REKLAMI GEÇ

KİRLETENİ İHBAR EDİN GEREĞİNİ YAPAYIM

27 Kasım 2014 Perşembe

denizli-olmeye-yatan-nehir-menderes-kirlilik-cevre-ve-sehircilik-muduru-fikret-buyuksoy-h

Büyük Menderes ve Çürüksu yazılarımızın önemli bir röportajını yayınlıyoruz. Denizli Çevre ve Şehircilik İl Müdürü Fikret Büyüksoy ile nehir kirliliği, sanayi ve tarımsal atıklar, arıtma tesisleri ve yapılan çalışmaları görüştük.

Fikret Büyüksoy Yüksek Çevre Mühendisi. Uzun yıllar kamuda farklı birimlerde görev yapmış. Denizli’ye yaz başında tayin oldu. Yani henüz görevde yeni sayılır. Ancak konuşmalarımızdan anlaşıldığı kadarıyla geçen zamanda kent çevresindeki sorunlara vakıf olmuş.

Kendisini hem bir Bakanlık temsilcisi, hem de bir Çevre mühendisi sıfatıyla ziyaret ettik. İstediğimize yakın bir röportaj gerçekleştirdiğimizi sanıyorum. Biz sorduk, kendisi sorularımıza yüksünmeden yanıt verdi. Bürokratlarda alışık olduğumuz kasan, kayıran, nazlanan tutuma rastlamadık.

## Verilen görev A
Aşağıdaki satırlardan "name" adını içerenlerin tamamını değiştirmeden döndür.

## Kayıtlı satırlar

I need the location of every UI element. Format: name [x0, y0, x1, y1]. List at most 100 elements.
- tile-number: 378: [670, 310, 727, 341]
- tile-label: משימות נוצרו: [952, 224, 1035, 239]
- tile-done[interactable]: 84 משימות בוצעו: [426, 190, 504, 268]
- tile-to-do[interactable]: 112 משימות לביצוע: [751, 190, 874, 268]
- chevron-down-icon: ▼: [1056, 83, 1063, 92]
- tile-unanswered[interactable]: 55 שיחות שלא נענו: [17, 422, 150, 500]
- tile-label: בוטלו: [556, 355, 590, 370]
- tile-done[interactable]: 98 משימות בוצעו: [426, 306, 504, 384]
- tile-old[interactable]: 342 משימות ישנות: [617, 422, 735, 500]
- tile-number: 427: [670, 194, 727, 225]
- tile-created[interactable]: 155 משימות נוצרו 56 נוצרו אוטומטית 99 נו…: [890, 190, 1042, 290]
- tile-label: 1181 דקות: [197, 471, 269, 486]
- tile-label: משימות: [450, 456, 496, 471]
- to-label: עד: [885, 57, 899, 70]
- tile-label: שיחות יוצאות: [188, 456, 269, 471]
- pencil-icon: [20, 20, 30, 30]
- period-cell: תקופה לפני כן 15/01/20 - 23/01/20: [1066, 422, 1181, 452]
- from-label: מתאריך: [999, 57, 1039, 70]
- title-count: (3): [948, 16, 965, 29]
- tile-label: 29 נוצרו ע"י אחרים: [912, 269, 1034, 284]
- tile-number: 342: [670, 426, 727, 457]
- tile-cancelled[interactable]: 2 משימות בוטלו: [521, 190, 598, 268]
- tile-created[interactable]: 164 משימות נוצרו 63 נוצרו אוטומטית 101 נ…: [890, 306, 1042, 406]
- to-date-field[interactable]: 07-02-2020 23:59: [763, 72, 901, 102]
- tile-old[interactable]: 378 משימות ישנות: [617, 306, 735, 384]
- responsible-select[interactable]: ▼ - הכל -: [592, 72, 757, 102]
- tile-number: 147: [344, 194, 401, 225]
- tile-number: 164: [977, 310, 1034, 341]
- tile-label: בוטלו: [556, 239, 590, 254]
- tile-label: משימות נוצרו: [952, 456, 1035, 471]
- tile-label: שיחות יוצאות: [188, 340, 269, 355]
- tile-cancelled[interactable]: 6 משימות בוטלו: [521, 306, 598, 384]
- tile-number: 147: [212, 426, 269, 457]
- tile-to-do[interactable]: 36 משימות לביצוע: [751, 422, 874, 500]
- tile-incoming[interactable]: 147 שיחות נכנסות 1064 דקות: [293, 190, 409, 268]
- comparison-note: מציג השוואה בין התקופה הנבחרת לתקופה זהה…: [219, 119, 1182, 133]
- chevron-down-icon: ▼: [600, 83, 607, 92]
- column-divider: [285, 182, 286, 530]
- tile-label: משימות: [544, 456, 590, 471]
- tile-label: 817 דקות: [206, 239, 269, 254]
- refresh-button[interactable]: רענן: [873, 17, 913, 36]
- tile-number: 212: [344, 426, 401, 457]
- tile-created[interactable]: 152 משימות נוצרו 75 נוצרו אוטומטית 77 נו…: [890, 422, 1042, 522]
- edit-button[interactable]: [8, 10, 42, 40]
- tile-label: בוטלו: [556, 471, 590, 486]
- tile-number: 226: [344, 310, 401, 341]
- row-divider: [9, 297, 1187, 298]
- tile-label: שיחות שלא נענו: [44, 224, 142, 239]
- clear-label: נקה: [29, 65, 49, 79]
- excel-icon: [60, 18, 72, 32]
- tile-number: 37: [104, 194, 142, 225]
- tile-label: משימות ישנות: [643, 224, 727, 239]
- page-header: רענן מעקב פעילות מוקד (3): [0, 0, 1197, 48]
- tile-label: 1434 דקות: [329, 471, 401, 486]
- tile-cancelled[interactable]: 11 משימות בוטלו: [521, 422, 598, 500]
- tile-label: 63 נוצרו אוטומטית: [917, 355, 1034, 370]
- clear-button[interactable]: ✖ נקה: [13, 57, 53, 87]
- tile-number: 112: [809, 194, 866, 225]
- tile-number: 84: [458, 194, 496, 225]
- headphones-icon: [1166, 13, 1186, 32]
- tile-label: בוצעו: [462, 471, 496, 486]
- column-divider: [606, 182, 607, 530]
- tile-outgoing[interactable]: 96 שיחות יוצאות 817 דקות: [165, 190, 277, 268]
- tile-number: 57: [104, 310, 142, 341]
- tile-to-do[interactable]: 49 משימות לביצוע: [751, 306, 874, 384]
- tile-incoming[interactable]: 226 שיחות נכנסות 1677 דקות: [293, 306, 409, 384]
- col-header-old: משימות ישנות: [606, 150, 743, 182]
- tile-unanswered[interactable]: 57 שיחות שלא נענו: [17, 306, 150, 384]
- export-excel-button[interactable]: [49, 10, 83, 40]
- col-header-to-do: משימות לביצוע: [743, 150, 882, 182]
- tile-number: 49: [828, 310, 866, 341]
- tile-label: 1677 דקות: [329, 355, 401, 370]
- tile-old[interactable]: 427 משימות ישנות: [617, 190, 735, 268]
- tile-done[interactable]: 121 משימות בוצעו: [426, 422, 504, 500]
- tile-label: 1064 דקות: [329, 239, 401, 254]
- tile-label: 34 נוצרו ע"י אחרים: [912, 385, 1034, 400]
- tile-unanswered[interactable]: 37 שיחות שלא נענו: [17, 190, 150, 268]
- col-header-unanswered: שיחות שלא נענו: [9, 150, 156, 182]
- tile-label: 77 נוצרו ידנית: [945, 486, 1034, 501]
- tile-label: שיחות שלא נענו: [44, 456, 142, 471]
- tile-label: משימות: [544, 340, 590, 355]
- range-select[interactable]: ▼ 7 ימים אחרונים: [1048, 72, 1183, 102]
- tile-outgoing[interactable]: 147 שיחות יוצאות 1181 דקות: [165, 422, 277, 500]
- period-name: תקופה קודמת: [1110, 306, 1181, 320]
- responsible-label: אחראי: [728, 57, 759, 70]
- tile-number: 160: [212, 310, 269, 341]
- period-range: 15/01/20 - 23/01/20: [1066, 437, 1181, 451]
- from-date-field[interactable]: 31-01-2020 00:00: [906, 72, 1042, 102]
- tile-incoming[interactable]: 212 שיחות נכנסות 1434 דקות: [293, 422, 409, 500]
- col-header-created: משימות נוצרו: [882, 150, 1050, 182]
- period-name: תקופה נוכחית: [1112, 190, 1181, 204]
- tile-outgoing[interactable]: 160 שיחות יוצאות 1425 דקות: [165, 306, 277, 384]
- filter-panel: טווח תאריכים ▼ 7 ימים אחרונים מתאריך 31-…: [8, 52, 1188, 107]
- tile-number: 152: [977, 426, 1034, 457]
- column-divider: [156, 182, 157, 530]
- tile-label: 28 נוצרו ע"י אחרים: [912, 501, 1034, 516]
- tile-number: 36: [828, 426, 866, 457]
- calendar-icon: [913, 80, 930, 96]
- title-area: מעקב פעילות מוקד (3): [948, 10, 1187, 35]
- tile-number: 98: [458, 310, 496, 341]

## Verilen görev B
Yukarıdaki verilen metinden "KİRLETENİ İHBAR EDİN" ifadesiyle başlayıp "sorunlara vakıf olmuş." ifadesiyle biten bölümü aynen yazdır.

## Tam yanıt A
I need the location of every UI element. Format: name [x0, y0, x1, y1]. List at most 100 elements.
- period-name: תקופה קודמת: [1110, 306, 1181, 320]
- period-name: תקופה נוכחית: [1112, 190, 1181, 204]

## Tam yanıt B
KİRLETENİ İHBAR EDİN GEREĞİNİ YAPAYIM

27 Kasım 2014 Perşembe

denizli-olmeye-yatan-nehir-menderes-kirlilik-cevre-ve-sehircilik-muduru-fikret-buyuksoy-h

Büyük Menderes ve Çürüksu yazılarımızın önemli bir röportajını yayınlıyoruz. Denizli Çevre ve Şehircilik İl Müdürü Fikret Büyüksoy ile nehir kirliliği, sanayi ve tarımsal atıklar, arıtma tesisleri ve yapılan çalışmaları görüştük.

Fikret Büyüksoy Yüksek Çevre Mühendisi. Uzun yıllar kamuda farklı birimlerde görev yapmış. Denizli’ye yaz başında tayin oldu. Yani henüz görevde yeni sayılır. Ancak konuşmalarımızdan anlaşıldığı kadarıyla geçen zamanda kent çevresindeki sorunlara vakıf olmuş.